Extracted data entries
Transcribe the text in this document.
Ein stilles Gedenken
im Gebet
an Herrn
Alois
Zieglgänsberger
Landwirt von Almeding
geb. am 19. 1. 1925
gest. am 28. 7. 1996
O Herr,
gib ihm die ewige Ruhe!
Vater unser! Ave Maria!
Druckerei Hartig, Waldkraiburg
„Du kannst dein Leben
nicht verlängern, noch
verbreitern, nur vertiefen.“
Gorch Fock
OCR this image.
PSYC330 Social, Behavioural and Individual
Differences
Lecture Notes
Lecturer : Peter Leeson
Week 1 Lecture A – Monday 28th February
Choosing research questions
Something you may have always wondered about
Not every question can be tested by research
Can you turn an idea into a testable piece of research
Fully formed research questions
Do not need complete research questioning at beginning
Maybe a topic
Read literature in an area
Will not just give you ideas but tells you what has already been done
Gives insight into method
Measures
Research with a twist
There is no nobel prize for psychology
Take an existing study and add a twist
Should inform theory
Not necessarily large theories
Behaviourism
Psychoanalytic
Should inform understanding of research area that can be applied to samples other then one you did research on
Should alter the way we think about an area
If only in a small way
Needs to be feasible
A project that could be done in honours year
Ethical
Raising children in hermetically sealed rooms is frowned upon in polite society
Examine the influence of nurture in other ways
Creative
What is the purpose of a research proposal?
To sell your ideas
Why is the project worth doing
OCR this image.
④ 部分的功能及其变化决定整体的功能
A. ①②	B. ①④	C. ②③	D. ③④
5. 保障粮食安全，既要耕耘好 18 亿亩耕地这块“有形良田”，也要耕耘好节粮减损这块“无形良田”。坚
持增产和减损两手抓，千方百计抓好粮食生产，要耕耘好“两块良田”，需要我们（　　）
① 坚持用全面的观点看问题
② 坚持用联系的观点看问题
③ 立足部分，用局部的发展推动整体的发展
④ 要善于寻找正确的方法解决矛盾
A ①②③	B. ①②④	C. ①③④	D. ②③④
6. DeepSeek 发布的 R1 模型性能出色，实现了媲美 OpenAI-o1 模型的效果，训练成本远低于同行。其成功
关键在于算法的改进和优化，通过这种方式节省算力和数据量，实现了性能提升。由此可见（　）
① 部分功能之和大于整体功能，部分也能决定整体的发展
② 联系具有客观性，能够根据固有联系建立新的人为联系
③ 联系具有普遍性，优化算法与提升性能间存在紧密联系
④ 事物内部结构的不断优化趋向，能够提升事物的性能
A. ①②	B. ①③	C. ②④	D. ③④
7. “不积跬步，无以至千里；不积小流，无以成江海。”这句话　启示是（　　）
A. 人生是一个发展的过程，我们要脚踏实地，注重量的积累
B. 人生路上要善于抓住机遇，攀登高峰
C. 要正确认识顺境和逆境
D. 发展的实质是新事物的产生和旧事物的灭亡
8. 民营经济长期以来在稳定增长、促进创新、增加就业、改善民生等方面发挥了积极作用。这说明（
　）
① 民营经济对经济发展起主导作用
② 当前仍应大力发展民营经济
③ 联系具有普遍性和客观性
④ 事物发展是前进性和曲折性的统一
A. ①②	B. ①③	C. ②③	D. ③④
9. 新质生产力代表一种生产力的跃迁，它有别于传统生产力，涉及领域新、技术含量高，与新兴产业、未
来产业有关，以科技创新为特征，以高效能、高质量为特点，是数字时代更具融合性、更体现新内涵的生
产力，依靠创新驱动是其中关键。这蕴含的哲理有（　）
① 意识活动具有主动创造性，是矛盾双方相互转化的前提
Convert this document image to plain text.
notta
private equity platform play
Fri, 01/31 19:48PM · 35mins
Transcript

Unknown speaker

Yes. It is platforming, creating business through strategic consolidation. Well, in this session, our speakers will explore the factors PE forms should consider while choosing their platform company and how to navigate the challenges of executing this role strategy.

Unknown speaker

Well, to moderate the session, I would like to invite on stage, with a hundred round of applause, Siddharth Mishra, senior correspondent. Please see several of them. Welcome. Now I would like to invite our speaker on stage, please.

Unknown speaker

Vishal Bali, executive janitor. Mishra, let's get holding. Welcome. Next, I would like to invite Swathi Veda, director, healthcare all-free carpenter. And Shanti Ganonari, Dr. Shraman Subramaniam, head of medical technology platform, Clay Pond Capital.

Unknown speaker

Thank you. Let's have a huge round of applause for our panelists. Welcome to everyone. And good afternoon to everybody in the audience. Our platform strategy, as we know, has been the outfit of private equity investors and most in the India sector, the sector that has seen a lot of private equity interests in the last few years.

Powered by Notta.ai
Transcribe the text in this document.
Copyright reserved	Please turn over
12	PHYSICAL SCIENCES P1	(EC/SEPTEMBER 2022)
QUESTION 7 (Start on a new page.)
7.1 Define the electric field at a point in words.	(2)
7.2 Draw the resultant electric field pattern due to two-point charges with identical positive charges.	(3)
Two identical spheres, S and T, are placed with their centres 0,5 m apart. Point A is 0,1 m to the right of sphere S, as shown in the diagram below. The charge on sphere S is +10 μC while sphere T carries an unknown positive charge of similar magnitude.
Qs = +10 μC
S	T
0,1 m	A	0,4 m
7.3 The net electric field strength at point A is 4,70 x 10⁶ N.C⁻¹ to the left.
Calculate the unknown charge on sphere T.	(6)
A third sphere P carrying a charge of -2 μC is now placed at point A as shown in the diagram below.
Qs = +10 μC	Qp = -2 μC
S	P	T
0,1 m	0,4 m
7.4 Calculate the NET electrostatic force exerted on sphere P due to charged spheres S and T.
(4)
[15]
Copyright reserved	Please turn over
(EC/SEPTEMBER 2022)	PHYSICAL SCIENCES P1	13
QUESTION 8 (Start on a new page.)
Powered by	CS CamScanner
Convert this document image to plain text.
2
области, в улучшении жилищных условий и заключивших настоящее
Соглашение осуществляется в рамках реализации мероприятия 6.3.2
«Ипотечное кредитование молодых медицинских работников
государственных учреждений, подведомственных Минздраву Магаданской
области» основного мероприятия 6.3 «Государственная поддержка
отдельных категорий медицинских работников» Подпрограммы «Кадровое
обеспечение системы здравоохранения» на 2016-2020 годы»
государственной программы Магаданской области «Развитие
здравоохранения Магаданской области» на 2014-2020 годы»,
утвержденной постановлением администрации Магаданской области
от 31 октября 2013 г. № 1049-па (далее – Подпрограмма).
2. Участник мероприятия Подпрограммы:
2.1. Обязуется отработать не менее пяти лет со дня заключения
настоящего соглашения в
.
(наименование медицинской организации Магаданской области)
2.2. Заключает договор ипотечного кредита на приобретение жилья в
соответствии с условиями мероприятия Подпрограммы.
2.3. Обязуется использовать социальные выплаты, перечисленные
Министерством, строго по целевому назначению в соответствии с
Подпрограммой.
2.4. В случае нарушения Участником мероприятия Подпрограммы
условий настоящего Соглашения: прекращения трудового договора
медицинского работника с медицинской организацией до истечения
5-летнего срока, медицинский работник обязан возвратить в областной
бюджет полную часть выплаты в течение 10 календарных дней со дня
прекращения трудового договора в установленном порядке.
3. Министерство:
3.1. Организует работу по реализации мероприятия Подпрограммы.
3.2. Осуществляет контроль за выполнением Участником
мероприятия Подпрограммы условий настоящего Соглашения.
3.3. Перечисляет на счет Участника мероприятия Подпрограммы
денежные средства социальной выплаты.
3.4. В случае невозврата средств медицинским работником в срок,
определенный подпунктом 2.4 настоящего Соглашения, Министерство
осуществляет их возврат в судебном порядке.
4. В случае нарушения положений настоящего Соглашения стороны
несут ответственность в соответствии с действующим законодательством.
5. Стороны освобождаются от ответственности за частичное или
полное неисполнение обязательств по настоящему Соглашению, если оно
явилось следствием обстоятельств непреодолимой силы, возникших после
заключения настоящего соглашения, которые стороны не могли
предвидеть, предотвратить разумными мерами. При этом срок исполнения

**Exercise requirements:** Find every line containing the word "здравоохранения", then give the total and nothing more.

**Task response:** 2